» **What you are asked to do**
Find all lines in the records that include the word "百万美元", and copy them out.

Figure data in JSON:

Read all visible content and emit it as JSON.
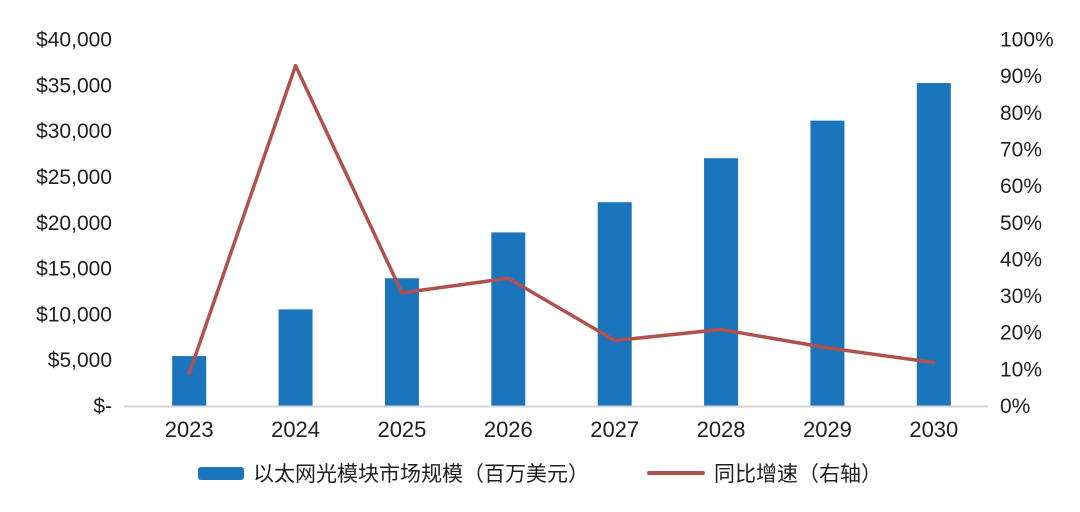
{
  "chart_data": {
    "type": "bar",
    "subtype": "combo-bar-line-dual-axis",
    "categories": [
      "2023",
      "2024",
      "2025",
      "2026",
      "2027",
      "2028",
      "2029",
      "2030"
    ],
    "series": [
      {
        "name": "以太网光模块市场规模（百万美元）",
        "type": "bar",
        "axis": "left",
        "color": "#1B75BC",
        "values": [
          5500,
          10600,
          14000,
          19000,
          22300,
          27100,
          31200,
          35300
        ]
      },
      {
        "name": "同比增速（右轴）",
        "type": "line",
        "axis": "right",
        "color": "#B0514E",
        "values": [
          9,
          93,
          31,
          35,
          18,
          21,
          16,
          12
        ]
      }
    ],
    "left_axis": {
      "min": 0,
      "max": 40000,
      "tick_step": 5000,
      "ticks": [
        "$-",
        "$5,000",
        "$10,000",
        "$15,000",
        "$20,000",
        "$25,000",
        "$30,000",
        "$35,000",
        "$40,000"
      ]
    },
    "right_axis": {
      "min": 0,
      "max": 100,
      "tick_step": 10,
      "ticks": [
        "0%",
        "10%",
        "20%",
        "30%",
        "40%",
        "50%",
        "60%",
        "70%",
        "80%",
        "90%",
        "100%"
      ]
    },
    "grid": false,
    "legend_position": "bottom",
    "background": "#FFFFFF",
    "axis_line_color": "#D6D6D6",
    "text_color": "#1F1F1F",
    "title": "",
    "xlabel": "",
    "ylabel_left": "",
    "ylabel_right": ""
  },
  "legend": {
    "items": [
      {
        "label": "以太网光模块市场规模（百万美元）",
        "marker": "bar",
        "color": "#1B75BC"
      },
      {
        "label": "同比增速（右轴）",
        "marker": "line",
        "color": "#B0514E"
      }
    ]
  }
}
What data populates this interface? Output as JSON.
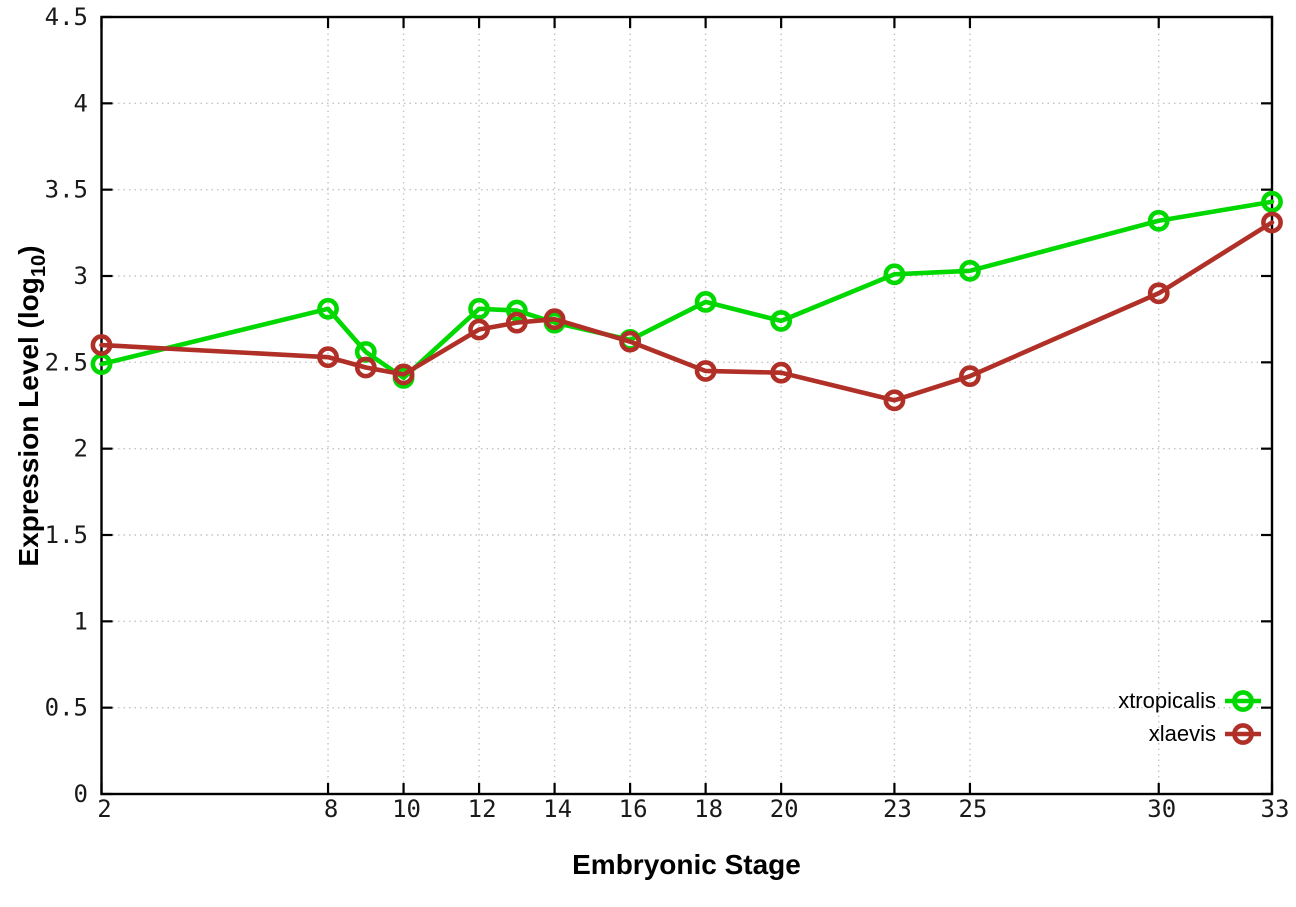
{
  "chart_data": {
    "type": "line",
    "title": "",
    "xlabel": "Embryonic Stage",
    "ylabel": "Expression Level (log10)",
    "ylabel_parts": {
      "prefix": "Expression Level (log",
      "sub": "10",
      "suffix": ")"
    },
    "xlim": [
      2,
      33
    ],
    "ylim": [
      0,
      4.5
    ],
    "grid": true,
    "legend_position": "inside-bottom-right",
    "xticks": [
      2,
      8,
      10,
      12,
      14,
      16,
      18,
      20,
      23,
      25,
      30,
      33
    ],
    "xtick_labels": [
      "2",
      "8",
      "10",
      "12",
      "14",
      "16",
      "18",
      "20",
      "23",
      "25",
      "30",
      "33"
    ],
    "yticks": [
      0,
      0.5,
      1,
      1.5,
      2,
      2.5,
      3,
      3.5,
      4,
      4.5
    ],
    "ytick_labels": [
      "0",
      "0.5",
      "1",
      "1.5",
      "2",
      "2.5",
      "3",
      "3.5",
      "4",
      "4.5"
    ],
    "x": [
      2,
      8,
      9,
      10,
      12,
      13,
      14,
      16,
      18,
      20,
      23,
      25,
      30,
      33
    ],
    "series": [
      {
        "name": "xtropicalis",
        "color": "#00d800",
        "marker": "open-circle",
        "values": [
          2.49,
          2.81,
          2.56,
          2.41,
          2.81,
          2.8,
          2.73,
          2.63,
          2.85,
          2.74,
          3.01,
          3.03,
          3.32,
          3.43
        ]
      },
      {
        "name": "xlaevis",
        "color": "#b03028",
        "marker": "open-circle",
        "values": [
          2.6,
          2.53,
          2.47,
          2.43,
          2.69,
          2.73,
          2.75,
          2.62,
          2.45,
          2.44,
          2.28,
          2.42,
          2.9,
          3.31
        ]
      }
    ],
    "colors": {
      "axis": "#000000",
      "grid": "#c4c4c4",
      "tick_text": "#1a1a1a"
    }
  }
}
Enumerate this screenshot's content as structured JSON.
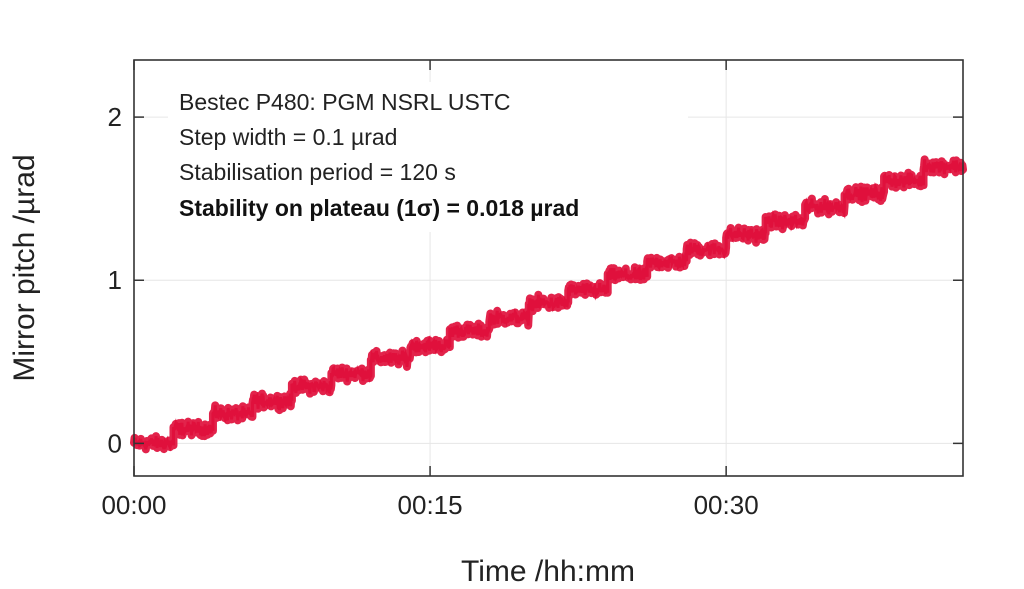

» **Result of this exercise**
        "name": "以太网光模块市场规模（百万美元）",
        "label": "以太网光模块市场规模（百万美元）",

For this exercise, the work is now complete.